» **Task directions**
Retype every entry exactly, character for character.

— Start of Material for the task —

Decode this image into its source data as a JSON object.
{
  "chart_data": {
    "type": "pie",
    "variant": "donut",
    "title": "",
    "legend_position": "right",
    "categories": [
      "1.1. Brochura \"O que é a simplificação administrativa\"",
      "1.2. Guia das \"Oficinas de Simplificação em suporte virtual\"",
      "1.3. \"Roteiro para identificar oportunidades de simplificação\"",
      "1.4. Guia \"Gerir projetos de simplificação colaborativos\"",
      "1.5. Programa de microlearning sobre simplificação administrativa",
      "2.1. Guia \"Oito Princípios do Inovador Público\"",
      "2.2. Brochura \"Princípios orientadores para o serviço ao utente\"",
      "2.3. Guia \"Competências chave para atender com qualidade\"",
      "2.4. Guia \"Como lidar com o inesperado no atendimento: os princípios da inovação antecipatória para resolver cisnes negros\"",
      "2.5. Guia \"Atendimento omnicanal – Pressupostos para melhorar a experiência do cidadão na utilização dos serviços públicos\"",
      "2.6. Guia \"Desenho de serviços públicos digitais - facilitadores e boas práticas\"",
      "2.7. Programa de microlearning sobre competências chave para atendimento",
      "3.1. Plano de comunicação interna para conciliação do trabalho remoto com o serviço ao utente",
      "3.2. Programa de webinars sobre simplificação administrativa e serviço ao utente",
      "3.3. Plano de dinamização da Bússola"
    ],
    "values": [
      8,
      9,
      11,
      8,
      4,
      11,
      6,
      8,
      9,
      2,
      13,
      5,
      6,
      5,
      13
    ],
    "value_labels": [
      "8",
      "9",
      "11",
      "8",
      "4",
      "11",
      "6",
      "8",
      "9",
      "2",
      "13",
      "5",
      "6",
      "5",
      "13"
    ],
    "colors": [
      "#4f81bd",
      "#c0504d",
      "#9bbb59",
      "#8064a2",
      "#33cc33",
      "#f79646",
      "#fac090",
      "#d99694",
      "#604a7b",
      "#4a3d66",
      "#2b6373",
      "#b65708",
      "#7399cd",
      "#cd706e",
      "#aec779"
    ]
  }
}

— End of Material for the task —

» **Answer to the problem**
Decode this image into its source data as a JSON object.
{
  "chart_data": {
    "type": "pie",
    "variant": "donut",
    "title": "",
    "legend_position": "right",
    "categories": [
      "1.1. Brochura \"O que é a simplificação administrativa\"",
      "1.2. Guia das \"Oficinas de Simplificação em suporte virtual\"",
      "1.3. \"Roteiro para identificar oportunidades de simplificação\"",
      "1.4. Guia \"Gerir projetos de simplificação colaborativos\"",
      "1.5. Programa de microlearning sobre simplificação administrativa",
      "2.1. Guia \"Oito Princípios do Inovador Público\"",
      "2.2. Brochura \"Princípios orientadores para o serviço ao utente\"",
      "2.3. Guia \"Competências chave para atender com qualidade\"",
      "2.4. Guia \"Como lidar com o inesperado no atendimento: os princípios da inovação antecipatória para resolver cisnes negros\"",
      "2.5. Guia \"Atendimento omnicanal – Pressupostos para melhorar a experiência do cidadão na utilização dos serviços públicos\"",
      "2.6. Guia \"Desenho de serviços públicos digitais - facilitadores e boas práticas\"",
      "2.7. Programa de microlearning sobre competências chave para atendimento",
      "3.1. Plano de comunicação interna para conciliação do trabalho remoto com o serviço ao utente",
      "3.2. Programa de webinars sobre simplificação administrativa e serviço ao utente",
      "3.3. Plano de dinamização da Bússola"
    ],
    "values": [
      8,
      9,
      11,
      8,
      4,
      11,
      6,
      8,
      9,
      2,
      13,
      5,
      6,
      5,
      13
    ],
    "value_labels": [
      "8",
      "9",
      "11",
      "8",
      "4",
      "11",
      "6",
      "8",
      "9",
      "2",
      "13",
      "5",
      "6",
      "5",
      "13"
    ],
    "colors": [
      "#4f81bd",
      "#c0504d",
      "#9bbb59",
      "#8064a2",
      "#33cc33",
      "#f79646",
      "#fac090",
      "#d99694",
      "#604a7b",
      "#4a3d66",
      "#2b6373",
      "#b65708",
      "#7399cd",
      "#cd706e",
      "#aec779"
    ]
  }
}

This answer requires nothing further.